**Exercise details**
Extract each line where the string "Iglesia" shows up.

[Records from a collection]
********

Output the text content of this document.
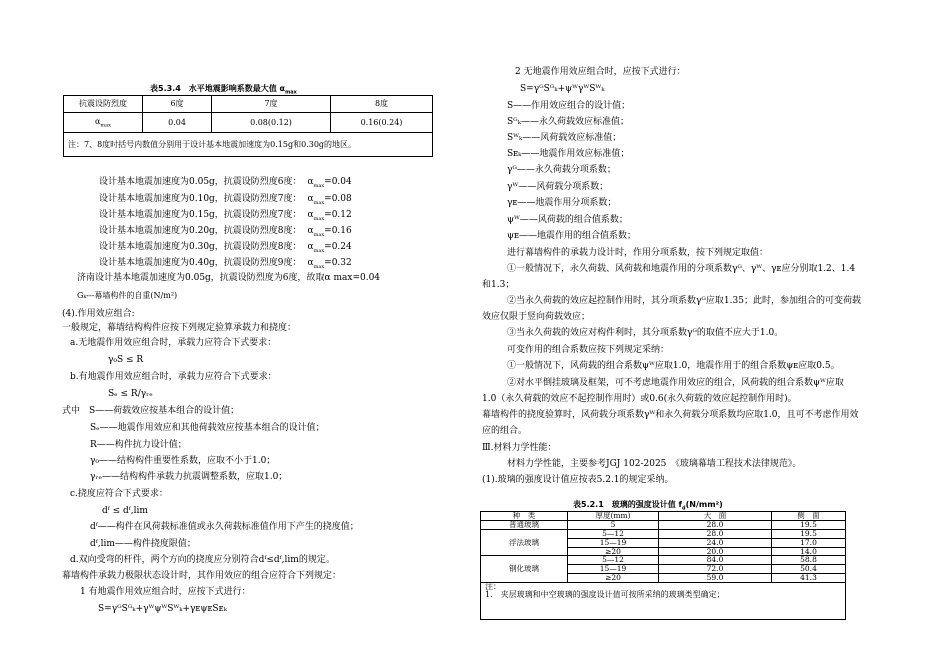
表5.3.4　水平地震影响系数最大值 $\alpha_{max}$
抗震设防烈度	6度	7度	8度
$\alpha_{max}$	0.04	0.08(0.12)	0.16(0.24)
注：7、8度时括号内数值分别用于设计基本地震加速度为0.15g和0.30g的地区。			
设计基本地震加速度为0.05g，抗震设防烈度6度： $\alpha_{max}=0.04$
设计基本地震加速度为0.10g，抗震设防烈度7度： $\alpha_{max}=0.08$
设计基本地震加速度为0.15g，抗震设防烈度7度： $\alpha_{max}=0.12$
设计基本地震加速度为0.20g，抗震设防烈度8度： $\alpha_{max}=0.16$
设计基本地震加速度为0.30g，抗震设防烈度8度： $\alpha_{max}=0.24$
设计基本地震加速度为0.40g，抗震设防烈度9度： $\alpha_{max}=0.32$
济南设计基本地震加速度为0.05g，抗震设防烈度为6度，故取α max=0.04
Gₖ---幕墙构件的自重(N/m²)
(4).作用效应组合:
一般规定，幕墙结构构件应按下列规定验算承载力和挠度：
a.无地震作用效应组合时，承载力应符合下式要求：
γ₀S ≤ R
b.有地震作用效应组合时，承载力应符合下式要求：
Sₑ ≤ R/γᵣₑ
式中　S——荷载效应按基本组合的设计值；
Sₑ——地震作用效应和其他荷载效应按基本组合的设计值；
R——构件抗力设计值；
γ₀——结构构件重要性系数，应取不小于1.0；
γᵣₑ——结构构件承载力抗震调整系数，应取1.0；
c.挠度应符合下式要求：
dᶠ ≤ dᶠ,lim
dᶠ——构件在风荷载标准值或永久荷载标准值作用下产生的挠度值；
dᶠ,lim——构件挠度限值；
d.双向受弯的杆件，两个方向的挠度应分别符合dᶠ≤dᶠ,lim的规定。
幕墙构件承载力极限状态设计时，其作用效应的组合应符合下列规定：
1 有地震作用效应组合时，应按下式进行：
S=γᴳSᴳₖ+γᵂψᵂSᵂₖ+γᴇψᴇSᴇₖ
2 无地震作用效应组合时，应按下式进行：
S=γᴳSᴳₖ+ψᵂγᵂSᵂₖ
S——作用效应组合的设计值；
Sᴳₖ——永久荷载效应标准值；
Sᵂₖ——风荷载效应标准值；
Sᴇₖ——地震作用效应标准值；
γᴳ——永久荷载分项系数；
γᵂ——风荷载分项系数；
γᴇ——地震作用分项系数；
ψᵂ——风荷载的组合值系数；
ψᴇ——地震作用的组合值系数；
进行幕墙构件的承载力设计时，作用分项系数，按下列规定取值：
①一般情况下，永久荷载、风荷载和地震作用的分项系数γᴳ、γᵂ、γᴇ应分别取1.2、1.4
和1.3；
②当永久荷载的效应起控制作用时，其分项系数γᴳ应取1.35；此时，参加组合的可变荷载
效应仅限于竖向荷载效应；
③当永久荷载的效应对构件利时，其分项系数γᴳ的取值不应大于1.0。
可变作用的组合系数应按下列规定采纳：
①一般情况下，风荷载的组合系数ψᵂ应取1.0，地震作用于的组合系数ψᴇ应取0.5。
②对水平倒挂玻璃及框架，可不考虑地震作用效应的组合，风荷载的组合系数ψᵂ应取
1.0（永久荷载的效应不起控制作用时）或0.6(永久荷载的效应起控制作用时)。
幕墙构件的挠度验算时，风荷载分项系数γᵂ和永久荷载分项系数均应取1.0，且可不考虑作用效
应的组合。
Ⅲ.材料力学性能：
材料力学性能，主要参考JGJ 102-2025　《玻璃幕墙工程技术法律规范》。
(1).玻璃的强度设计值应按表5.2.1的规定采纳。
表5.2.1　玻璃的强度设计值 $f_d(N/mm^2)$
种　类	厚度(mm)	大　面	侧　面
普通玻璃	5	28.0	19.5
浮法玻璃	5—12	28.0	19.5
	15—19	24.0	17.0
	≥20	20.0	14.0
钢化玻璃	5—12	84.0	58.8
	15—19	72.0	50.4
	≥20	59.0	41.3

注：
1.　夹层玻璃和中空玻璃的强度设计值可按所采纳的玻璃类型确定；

********

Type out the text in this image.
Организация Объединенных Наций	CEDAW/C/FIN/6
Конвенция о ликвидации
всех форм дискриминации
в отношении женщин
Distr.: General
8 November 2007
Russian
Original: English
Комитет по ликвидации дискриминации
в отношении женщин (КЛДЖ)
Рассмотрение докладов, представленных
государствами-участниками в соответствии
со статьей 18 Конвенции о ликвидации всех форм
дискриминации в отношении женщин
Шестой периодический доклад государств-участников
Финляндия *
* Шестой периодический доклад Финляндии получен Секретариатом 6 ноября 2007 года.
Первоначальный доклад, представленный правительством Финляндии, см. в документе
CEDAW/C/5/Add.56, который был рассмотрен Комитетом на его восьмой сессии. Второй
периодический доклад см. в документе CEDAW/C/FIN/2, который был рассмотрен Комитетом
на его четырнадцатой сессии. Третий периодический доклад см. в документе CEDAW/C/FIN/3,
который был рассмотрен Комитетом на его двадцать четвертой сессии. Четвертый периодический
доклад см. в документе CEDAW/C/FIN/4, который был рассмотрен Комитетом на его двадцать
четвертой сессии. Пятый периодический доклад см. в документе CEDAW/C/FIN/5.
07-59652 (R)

********

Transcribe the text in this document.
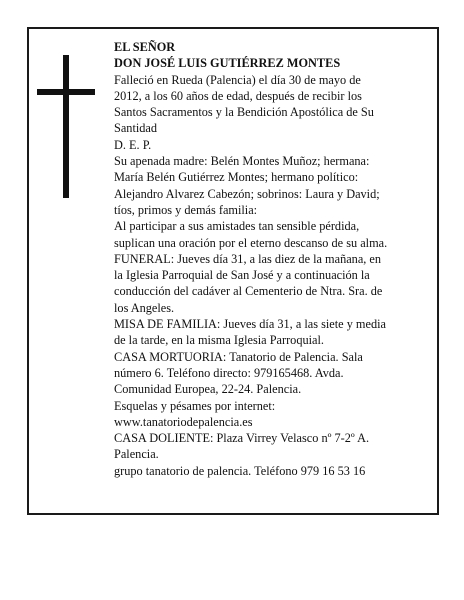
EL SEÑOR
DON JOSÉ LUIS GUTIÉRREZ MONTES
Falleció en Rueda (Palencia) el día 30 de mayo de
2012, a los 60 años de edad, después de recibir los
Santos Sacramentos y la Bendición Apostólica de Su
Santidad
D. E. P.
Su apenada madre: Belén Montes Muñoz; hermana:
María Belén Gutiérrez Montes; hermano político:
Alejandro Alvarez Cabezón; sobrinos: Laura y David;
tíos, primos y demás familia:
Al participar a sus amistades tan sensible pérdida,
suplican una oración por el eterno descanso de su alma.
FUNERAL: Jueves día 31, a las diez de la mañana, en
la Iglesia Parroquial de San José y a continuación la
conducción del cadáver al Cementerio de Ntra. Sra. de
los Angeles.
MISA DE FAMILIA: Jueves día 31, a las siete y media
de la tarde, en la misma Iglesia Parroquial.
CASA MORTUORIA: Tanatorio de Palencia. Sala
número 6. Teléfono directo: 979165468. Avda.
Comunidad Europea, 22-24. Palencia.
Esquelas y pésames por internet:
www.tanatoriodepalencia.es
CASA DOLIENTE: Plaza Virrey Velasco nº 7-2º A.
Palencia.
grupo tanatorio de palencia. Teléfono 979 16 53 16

********

**Task result**
la Iglesia Parroquial de San José y a continuación la
de la tarde, en la misma Iglesia Parroquial.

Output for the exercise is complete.